_Exercise instructions:_
Reproduce the data that follows in its entirety, character for character.

_Material for the task:_
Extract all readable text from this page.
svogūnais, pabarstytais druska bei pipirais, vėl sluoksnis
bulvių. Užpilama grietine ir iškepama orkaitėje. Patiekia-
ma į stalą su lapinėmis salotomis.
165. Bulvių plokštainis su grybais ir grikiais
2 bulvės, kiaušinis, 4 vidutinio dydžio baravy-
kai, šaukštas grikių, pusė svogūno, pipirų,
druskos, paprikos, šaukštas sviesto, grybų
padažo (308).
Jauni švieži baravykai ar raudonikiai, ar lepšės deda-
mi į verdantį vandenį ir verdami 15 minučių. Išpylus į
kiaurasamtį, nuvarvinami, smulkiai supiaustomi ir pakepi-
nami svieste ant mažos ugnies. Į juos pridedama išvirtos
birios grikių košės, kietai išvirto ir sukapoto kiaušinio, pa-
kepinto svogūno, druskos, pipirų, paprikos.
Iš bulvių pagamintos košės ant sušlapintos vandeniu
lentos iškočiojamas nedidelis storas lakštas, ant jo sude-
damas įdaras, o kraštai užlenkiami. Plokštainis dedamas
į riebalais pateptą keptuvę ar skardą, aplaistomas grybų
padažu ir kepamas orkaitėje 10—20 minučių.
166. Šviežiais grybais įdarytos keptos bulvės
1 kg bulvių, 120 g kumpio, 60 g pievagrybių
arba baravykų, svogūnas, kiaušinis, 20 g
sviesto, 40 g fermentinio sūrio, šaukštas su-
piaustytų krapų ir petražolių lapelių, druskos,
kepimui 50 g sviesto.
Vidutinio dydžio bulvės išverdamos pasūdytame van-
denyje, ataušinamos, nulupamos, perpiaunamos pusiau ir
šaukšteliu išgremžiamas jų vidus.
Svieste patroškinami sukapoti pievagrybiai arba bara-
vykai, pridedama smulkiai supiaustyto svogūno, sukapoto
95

_Task solution:_
Extract all readable text from this page.
svogūnais, pabarstytais druska bei pipirais, vėl sluoksnis
bulvių. Užpilama grietine ir iškepama orkaitėje. Patiekia-
ma į stalą su lapinėmis salotomis.
165. Bulvių plokštainis su grybais ir grikiais
2 bulvės, kiaušinis, 4 vidutinio dydžio baravy-
kai, šaukštas grikių, pusė svogūno, pipirų,
druskos, paprikos, šaukštas sviesto, grybų
padažo (308).
Jauni švieži baravykai ar raudonikiai, ar lepšės deda-
mi į verdantį vandenį ir verdami 15 minučių. Išpylus į
kiaurasamtį, nuvarvinami, smulkiai supiaustomi ir pakepi-
nami svieste ant mažos ugnies. Į juos pridedama išvirtos
birios grikių košės, kietai išvirto ir sukapoto kiaušinio, pa-
kepinto svogūno, druskos, pipirų, paprikos.
Iš bulvių pagamintos košės ant sušlapintos vandeniu
lentos iškočiojamas nedidelis storas lakštas, ant jo sude-
damas įdaras, o kraštai užlenkiami. Plokštainis dedamas
į riebalais pateptą keptuvę ar skardą, aplaistomas grybų
padažu ir kepamas orkaitėje 10—20 minučių.
166. Šviežiais grybais įdarytos keptos bulvės
1 kg bulvių, 120 g kumpio, 60 g pievagrybių
arba baravykų, svogūnas, kiaušinis, 20 g
sviesto, 40 g fermentinio sūrio, šaukštas su-
piaustytų krapų ir petražolių lapelių, druskos,
kepimui 50 g sviesto.
Vidutinio dydžio bulvės išverdamos pasūdytame van-
denyje, ataušinamos, nulupamos, perpiaunamos pusiau ir
šaukšteliu išgremžiamas jų vidus.
Svieste patroškinami sukapoti pievagrybiai arba bara-
vykai, pridedama smulkiai supiaustyto svogūno, sukapoto
95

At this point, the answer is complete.